_Short exercise_
Copy out all of the data exactly as it appears.
.....
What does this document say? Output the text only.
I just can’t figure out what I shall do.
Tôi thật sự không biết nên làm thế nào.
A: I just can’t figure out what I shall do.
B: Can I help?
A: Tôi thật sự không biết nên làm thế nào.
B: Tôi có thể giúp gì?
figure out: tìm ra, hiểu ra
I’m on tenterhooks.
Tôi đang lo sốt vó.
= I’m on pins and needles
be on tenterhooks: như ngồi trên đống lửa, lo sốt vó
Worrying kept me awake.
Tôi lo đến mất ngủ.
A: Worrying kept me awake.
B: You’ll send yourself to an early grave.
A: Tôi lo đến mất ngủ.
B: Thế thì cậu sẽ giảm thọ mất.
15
.....
_Right answer_
What does this document say? Output the text only.
I just can’t figure out what I shall do.
Tôi thật sự không biết nên làm thế nào.
A: I just can’t figure out what I shall do.
B: Can I help?
A: Tôi thật sự không biết nên làm thế nào.
B: Tôi có thể giúp gì?
figure out: tìm ra, hiểu ra
I’m on tenterhooks.
Tôi đang lo sốt vó.
= I’m on pins and needles
be on tenterhooks: như ngồi trên đống lửa, lo sốt vó
Worrying kept me awake.
Tôi lo đến mất ngủ.
A: Worrying kept me awake.
B: You’ll send yourself to an early grave.
A: Tôi lo đến mất ngủ.
B: Thế thì cậu sẽ giảm thọ mất.
15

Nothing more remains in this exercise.